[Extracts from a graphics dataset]
────────────────
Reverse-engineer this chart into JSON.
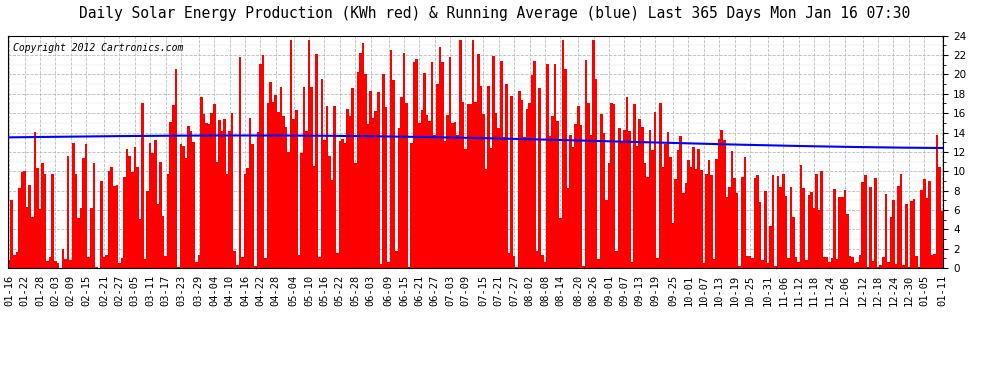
{
  "title": "Daily Solar Energy Production (KWh red) & Running Average (blue) Last 365 Days Mon Jan 16 07:30",
  "copyright": "Copyright 2012 Cartronics.com",
  "ylim": [
    0,
    24.0
  ],
  "yticks": [
    0.0,
    2.0,
    4.0,
    6.0,
    8.0,
    10.0,
    12.0,
    14.0,
    16.0,
    18.0,
    20.0,
    22.0,
    24.0
  ],
  "bar_color": "#FF0000",
  "avg_color": "#0000FF",
  "background_color": "#FFFFFF",
  "grid_color": "#BBBBBB",
  "title_fontsize": 10.5,
  "copyright_fontsize": 7,
  "tick_fontsize": 7.5,
  "x_labels": [
    "01-16",
    "01-22",
    "01-28",
    "02-03",
    "02-09",
    "02-15",
    "02-21",
    "02-27",
    "03-05",
    "03-11",
    "03-17",
    "03-23",
    "03-29",
    "04-04",
    "04-10",
    "04-16",
    "04-22",
    "04-28",
    "05-04",
    "05-10",
    "05-16",
    "05-22",
    "05-28",
    "06-03",
    "06-09",
    "06-15",
    "06-21",
    "06-27",
    "07-03",
    "07-09",
    "07-15",
    "07-21",
    "07-27",
    "08-02",
    "08-08",
    "08-14",
    "08-20",
    "08-26",
    "09-01",
    "09-07",
    "09-13",
    "09-19",
    "09-25",
    "10-01",
    "10-07",
    "10-13",
    "10-19",
    "10-25",
    "10-31",
    "11-06",
    "11-12",
    "11-18",
    "11-24",
    "12-06",
    "12-12",
    "12-18",
    "12-24",
    "12-30",
    "01-05",
    "01-11"
  ]
}
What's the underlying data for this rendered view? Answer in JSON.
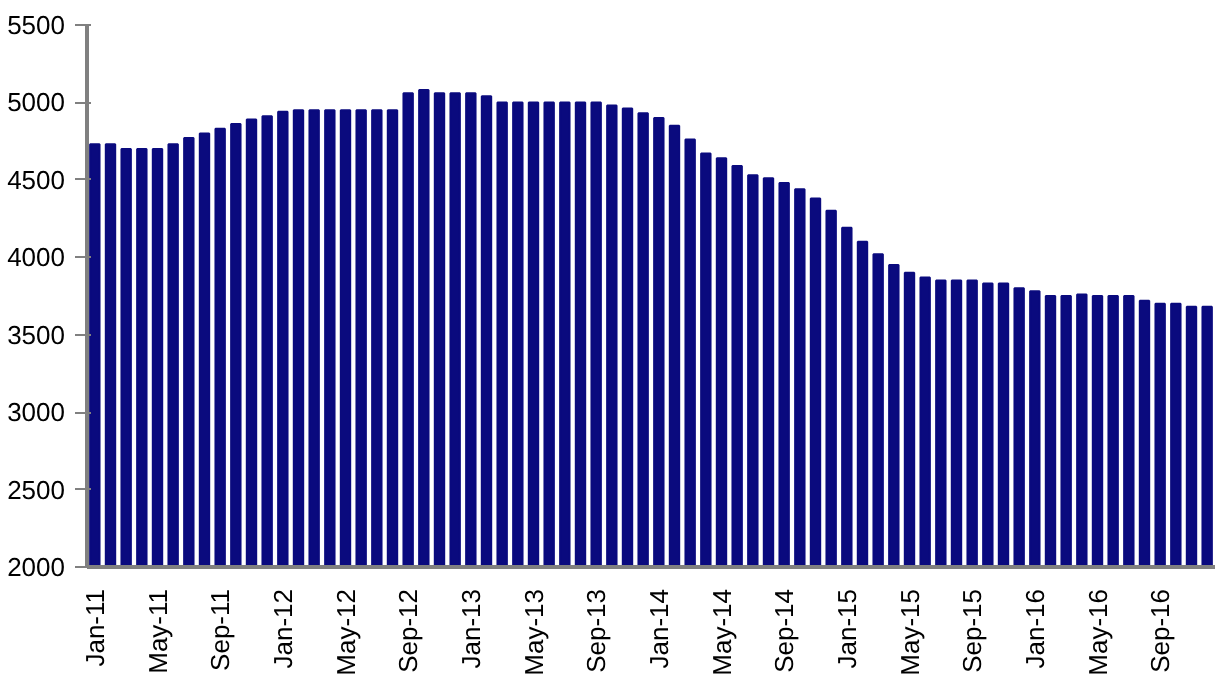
{
  "chart_data": {
    "type": "bar",
    "categories": [
      "Jan-11",
      null,
      null,
      null,
      "May-11",
      null,
      null,
      null,
      "Sep-11",
      null,
      null,
      null,
      "Jan-12",
      null,
      null,
      null,
      "May-12",
      null,
      null,
      null,
      "Sep-12",
      null,
      null,
      null,
      "Jan-13",
      null,
      null,
      null,
      "May-13",
      null,
      null,
      null,
      "Sep-13",
      null,
      null,
      null,
      "Jan-14",
      null,
      null,
      null,
      "May-14",
      null,
      null,
      null,
      "Sep-14",
      null,
      null,
      null,
      "Jan-15",
      null,
      null,
      null,
      "May-15",
      null,
      null,
      null,
      "Sep-15",
      null,
      null,
      null,
      "Jan-16",
      null,
      null,
      null,
      "May-16",
      null,
      null,
      null,
      "Sep-16",
      null,
      null,
      null
    ],
    "values": [
      4730,
      4730,
      4700,
      4700,
      4700,
      4730,
      4770,
      4800,
      4830,
      4860,
      4890,
      4910,
      4940,
      4950,
      4950,
      4950,
      4950,
      4950,
      4950,
      4950,
      5060,
      5080,
      5060,
      5060,
      5060,
      5040,
      5000,
      5000,
      5000,
      5000,
      5000,
      5000,
      5000,
      4980,
      4960,
      4930,
      4900,
      4850,
      4760,
      4670,
      4640,
      4590,
      4530,
      4510,
      4480,
      4440,
      4380,
      4300,
      4190,
      4100,
      4020,
      3950,
      3900,
      3870,
      3850,
      3850,
      3850,
      3830,
      3830,
      3800,
      3780,
      3750,
      3750,
      3760,
      3750,
      3750,
      3750,
      3720,
      3700,
      3700,
      3680,
      3680
    ],
    "color": "#0a0a7e",
    "ylim": [
      2000,
      5500
    ],
    "yticks": [
      2000,
      2500,
      3000,
      3500,
      4000,
      4500,
      5000,
      5500
    ],
    "grid": false
  }
}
────────────────
> PROBLEM REQUIREMENTS
Restate the data above word for word. Skip every picture.

> EXERCISE RESPONSE
Reverse-engineer this chart into JSON.
{
  "title": "Daily Solar Energy Production (KWh red) & Running Average (blue) Last 365 Days Mon Jan 16 07:30",
  "copyright": "Copyright 2012 Cartronics.com",
  "ylim": [
    0,
    24.0
  ],
  "yticks": [
    0.0,
    2.0,
    4.0,
    6.0,
    8.0,
    10.0,
    12.0,
    14.0,
    16.0,
    18.0,
    20.0,
    22.0,
    24.0
  ],
  "bar_color": "#FF0000",
  "avg_color": "#0000FF",
  "background_color": "#FFFFFF",
  "grid_color": "#BBBBBB",
  "title_fontsize": 10.5,
  "copyright_fontsize": 7,
  "tick_fontsize": 7.5,
  "x_labels": [
    "01-16",
    "01-22",
    "01-28",
    "02-03",
    "02-09",
    "02-15",
    "02-21",
    "02-27",
    "03-05",
    "03-11",
    "03-17",
    "03-23",
    "03-29",
    "04-04",
    "04-10",
    "04-16",
    "04-22",
    "04-28",
    "05-04",
    "05-10",
    "05-16",
    "05-22",
    "05-28",
    "06-03",
    "06-09",
    "06-15",
    "06-21",
    "06-27",
    "07-03",
    "07-09",
    "07-15",
    "07-21",
    "07-27",
    "08-02",
    "08-08",
    "08-14",
    "08-20",
    "08-26",
    "09-01",
    "09-07",
    "09-13",
    "09-19",
    "09-25",
    "10-01",
    "10-07",
    "10-13",
    "10-19",
    "10-25",
    "10-31",
    "11-06",
    "11-12",
    "11-18",
    "11-24",
    "12-06",
    "12-12",
    "12-18",
    "12-24",
    "12-30",
    "01-05",
    "01-11"
  ]
}
What's the underlying data for this rendered view? Answer in JSON.
{
  "chart_data": {
    "type": "bar",
    "categories": [
      "Jan-11",
      null,
      null,
      null,
      "May-11",
      null,
      null,
      null,
      "Sep-11",
      null,
      null,
      null,
      "Jan-12",
      null,
      null,
      null,
      "May-12",
      null,
      null,
      null,
      "Sep-12",
      null,
      null,
      null,
      "Jan-13",
      null,
      null,
      null,
      "May-13",
      null,
      null,
      null,
      "Sep-13",
      null,
      null,
      null,
      "Jan-14",
      null,
      null,
      null,
      "May-14",
      null,
      null,
      null,
      "Sep-14",
      null,
      null,
      null,
      "Jan-15",
      null,
      null,
      null,
      "May-15",
      null,
      null,
      null,
      "Sep-15",
      null,
      null,
      null,
      "Jan-16",
      null,
      null,
      null,
      "May-16",
      null,
      null,
      null,
      "Sep-16",
      null,
      null,
      null
    ],
    "values": [
      4730,
      4730,
      4700,
      4700,
      4700,
      4730,
      4770,
      4800,
      4830,
      4860,
      4890,
      4910,
      4940,
      4950,
      4950,
      4950,
      4950,
      4950,
      4950,
      4950,
      5060,
      5080,
      5060,
      5060,
      5060,
      5040,
      5000,
      5000,
      5000,
      5000,
      5000,
      5000,
      5000,
      4980,
      4960,
      4930,
      4900,
      4850,
      4760,
      4670,
      4640,
      4590,
      4530,
      4510,
      4480,
      4440,
      4380,
      4300,
      4190,
      4100,
      4020,
      3950,
      3900,
      3870,
      3850,
      3850,
      3850,
      3830,
      3830,
      3800,
      3780,
      3750,
      3750,
      3760,
      3750,
      3750,
      3750,
      3720,
      3700,
      3700,
      3680,
      3680
    ],
    "color": "#0a0a7e",
    "ylim": [
      2000,
      5500
    ],
    "yticks": [
      2000,
      2500,
      3000,
      3500,
      4000,
      4500,
      5000,
      5500
    ],
    "grid": false
  }
}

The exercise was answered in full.